━━━━━ 抜粋 ━━━━━

SaaS(Software as a Service)とは、ベンダーが提供するクラウドサーバーにあるソフトウェアを、インターネット経由で利用できるサービスのことです。SaaSビジネスでは、カスタマーサクセスに取り組むことで、解約率を最小限に抑え、継続率やLTVを最大化することが可能になります。ではその上で何に気をつければ良いのか?

ここでは、継続利用とそれに対する継続課金によって成立する、SaaSビジネスにおけるカスタマーサクセスの役割やポイントについて解説します。

 

SaaSとは


最初に「SaaS」について、その特徴やPaaS・IaaSとの違いを解説します。


SaaSとは


「SaaS(サース)」とは「Software as a Service」の略で、ベンダーが提供するクラウドサーバーにあるソフトウェアを、インターネット経由で利用できるサービスのことです。

かつてソフトウェアは、CD-ROMなどの「製品」を購入してPCにインストールして使うのが主流でした。一方のSaaSは、ユーザーがインターネットを介してソフトウェアを必要な機能や分量のみを選択して利用できるので、製品購入というよりは「サービス」を利用するイメージが強くなります。

こうしてSaaSは、従前とは異なる新しい「サービス」の提供形態として注目を集めるようになりました。


SaaSとPaaS、IaaSの違い

SaaSと同様の用語にPaaSやIaaSがありますが、その違いも確認しておきましょう。

 

PaaSとは

「PaaS(パース)」とは「Platform as a Service」の略で、アプリケーションの稼働に必要な動作環境(プラットフォーム)をインターネット経由で利用できるサービスです。開発に必要な言語や管理システムのほか、Windows、MacOSといったOSも該当します。

 

複雑で面倒な開発環境を整備する手間がなくなるので、システム開発に注力できるメリットがあります。一方で、開発言語やデータベースはベンダーが提供しているものに限られるというデメリットもあります。

 

PaaSの代表的なサービス例としては、Microsoft AzureやAmazon Web Services(AWS)、Google Cloud Platformなどが挙げられます。


IaaSとは

「IaaS(アイアース・イアース )」とは「Infrastructure as a Service」の略で、情報システムの稼動に必要なインフラとなるネットワークやサーバーシステムを、インターネット経由で利用できるサービスです。サーバーやストレージ、CPU、メモリなどのいわゆるITインフラを、クラウドサービスとして利用できます。

 

SaaSやPaaSと比べると、ハードウェアのスペックやOSを自由にカスタマイズできる良さがありますが、その反面、OSなどに関する高度な知識が必要となります。


SaaS、PaaS、IaaSの違い

SaaS、PaaS、IaaSの違いは、提供される構成要素の範囲の違いです。システムの構築に必要なサーバーやネットワークなどのインフラを提供するのがIaaSで、これにOSやミドルウェアまでを追加して提供するのがPaaS、さらにアプリケーションまで含めて提供するのがSaaSとなります。

━━━━━

作業指示 →
抜粋では、PaaSのデメリットとして何が挙げられていますか。一文で答えてください。 ここからの資料は、抜粋とは別個のものです。

━━━━━ 資料一覧 ━━━━━

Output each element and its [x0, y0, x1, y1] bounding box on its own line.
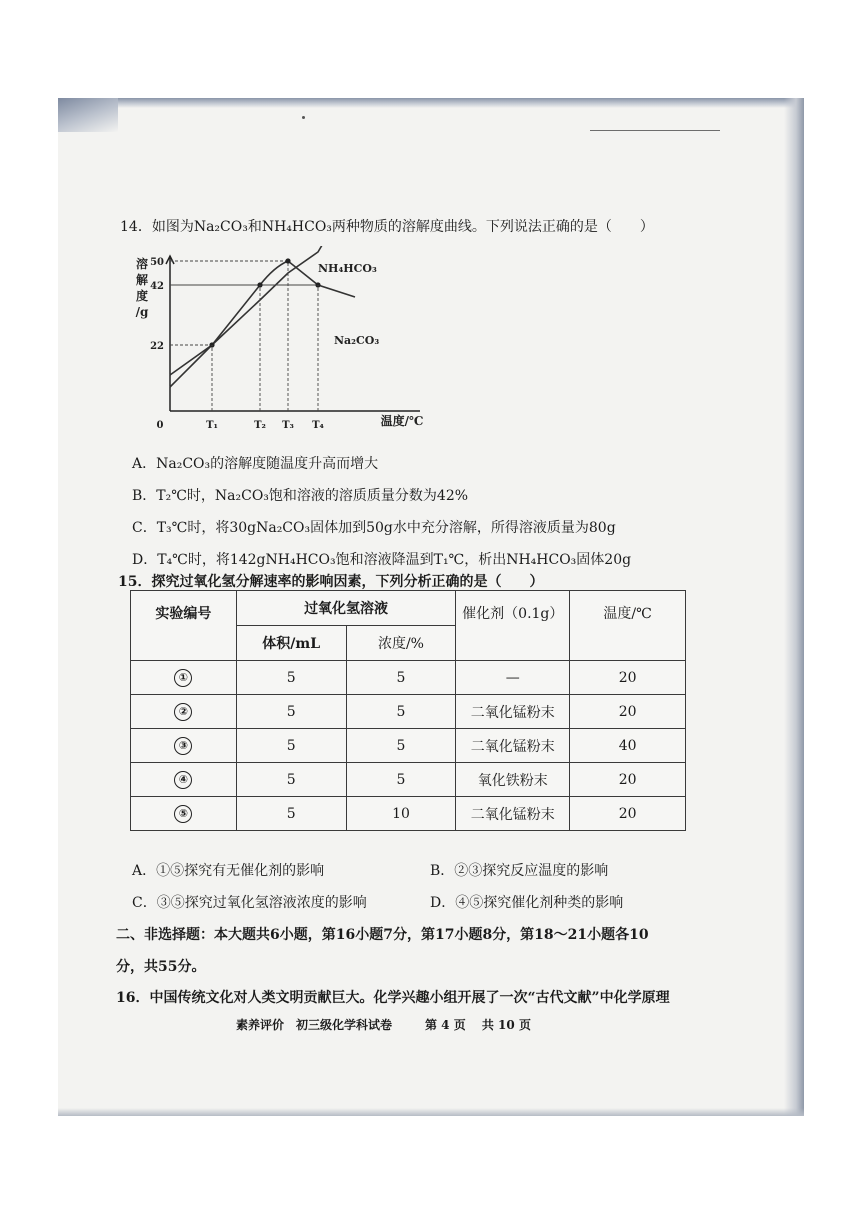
table-row: [131, 763, 686, 797]
header-temperature: 温度/℃: [570, 591, 686, 661]
volume-cell: 5: [236, 763, 346, 797]
y-axis-label-char: 溶: [135, 257, 149, 271]
x-tick-label: T₃: [282, 420, 294, 431]
footer-page-number: 第 4 页 共 10 页: [425, 1018, 531, 1032]
volume-cell: 5: [236, 661, 346, 695]
temperature-cell: 20: [570, 695, 686, 729]
experiment-number: ①: [174, 669, 192, 687]
experiment-number: ⑤: [174, 805, 192, 823]
footer-label: 素养评价: [236, 1018, 285, 1032]
q15-choice-c: C．③⑤探究过氧化氢溶液浓度的影响: [132, 895, 367, 911]
experiment-number: ②: [174, 703, 192, 721]
question-14-stem: 14．如图为Na₂CO₃和NH₄HCO₃两种物质的溶解度曲线。下列说法正确的是（ ）: [120, 219, 654, 235]
temperature-cell: 40: [570, 729, 686, 763]
catalyst-cell: —: [456, 661, 570, 695]
concentration-cell: 10: [346, 797, 456, 831]
section-2-heading-line2: 分，共55分。: [116, 959, 206, 975]
catalyst-cell: 二氧化锰粉末: [456, 729, 570, 763]
q14-option-d: D．T₄℃时，将142gNH₄HCO₃饱和溶液降温到T₁℃，析出NH₄HCO₃固体20g: [132, 552, 632, 568]
y-axis-label-char: 度: [135, 289, 149, 303]
experiment-table: [130, 590, 686, 831]
x-tick-label: T₂: [254, 420, 266, 431]
scan-shadow-bottom: [58, 1108, 804, 1116]
q15-choice-b: B．②③探究反应温度的影响: [430, 863, 609, 879]
question-16-stem: 16．中国传统文化对人类文明贡献巨大。化学兴趣小组开展了一次“古代文献”中化学原理: [116, 990, 670, 1006]
solubility-chart: [130, 246, 430, 441]
temperature-cell: 20: [570, 797, 686, 831]
header-catalyst: 催化剂（0.1g）: [456, 591, 570, 661]
experiment-number: ④: [174, 771, 192, 789]
scan-shadow-corner: [58, 98, 118, 132]
concentration-cell: 5: [346, 763, 456, 797]
y-axis-label-char: /g: [135, 305, 149, 319]
q14-option-c: C．T₃℃时，将30gNa₂CO₃固体加到50g水中充分溶解，所得溶液质量为80g: [132, 520, 616, 536]
q14-option-a: A．Na₂CO₃的溶解度随温度升高而增大: [132, 456, 379, 472]
y-tick-label: 42: [150, 281, 164, 292]
concentration-cell: 5: [346, 661, 456, 695]
y-tick-label: 50: [150, 257, 164, 268]
volume-cell: 5: [236, 695, 346, 729]
table-row: [131, 797, 686, 831]
footer-exam-title: 初三级化学科试卷: [296, 1018, 393, 1032]
q15-choice-d: D．④⑤探究催化剂种类的影响: [430, 895, 624, 911]
header-rule: [590, 130, 720, 131]
x-axis-label: 温度/℃: [380, 414, 424, 428]
series-label-nh4hco3: NH₄HCO₃: [318, 262, 377, 275]
catalyst-cell: 二氧化锰粉末: [456, 797, 570, 831]
volume-cell: 5: [236, 729, 346, 763]
temperature-cell: 20: [570, 763, 686, 797]
y-tick-label: 22: [150, 341, 164, 352]
table-row: [131, 661, 686, 695]
volume-cell: 5: [236, 797, 346, 831]
header-concentration: 浓度/%: [346, 626, 456, 661]
origin-label: 0: [156, 420, 164, 431]
question-15-stem: 15．探究过氧化氢分解速率的影响因素，下列分析正确的是（ ）: [118, 574, 544, 590]
y-axis-label-char: 解: [135, 273, 149, 287]
x-tick-label: T₁: [206, 420, 218, 431]
catalyst-cell: 二氧化锰粉末: [456, 695, 570, 729]
concentration-cell: 5: [346, 695, 456, 729]
concentration-cell: 5: [346, 729, 456, 763]
scan-shadow-right: [784, 98, 804, 1116]
scan-speck: [302, 116, 305, 119]
scan-shadow-top: [58, 98, 804, 108]
temperature-cell: 20: [570, 661, 686, 695]
catalyst-cell: 氧化铁粉末: [456, 763, 570, 797]
series-line: [170, 261, 355, 375]
series-label-na2co3: Na₂CO₃: [334, 334, 380, 347]
x-tick-label: T₄: [312, 420, 324, 431]
section-2-heading-line1: 二、非选择题：本大题共6小题，第16小题7分，第17小题8分，第18～21小题各10: [116, 927, 649, 943]
table-row: [131, 729, 686, 763]
experiment-number: ③: [174, 737, 192, 755]
header-h2o2: 过氧化氢溶液: [236, 591, 456, 626]
header-experiment-no: 实验编号: [131, 591, 237, 661]
header-volume: 体积/mL: [236, 626, 346, 661]
q15-choice-a: A．①⑤探究有无催化剂的影响: [132, 863, 325, 879]
table-row: [131, 695, 686, 729]
q14-option-b: B．T₂℃时，Na₂CO₃饱和溶液的溶质质量分数为42%: [132, 488, 469, 504]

━━━━━

回答欄 →
開発言語やデータベースがベンダーの提供しているものに限られることです。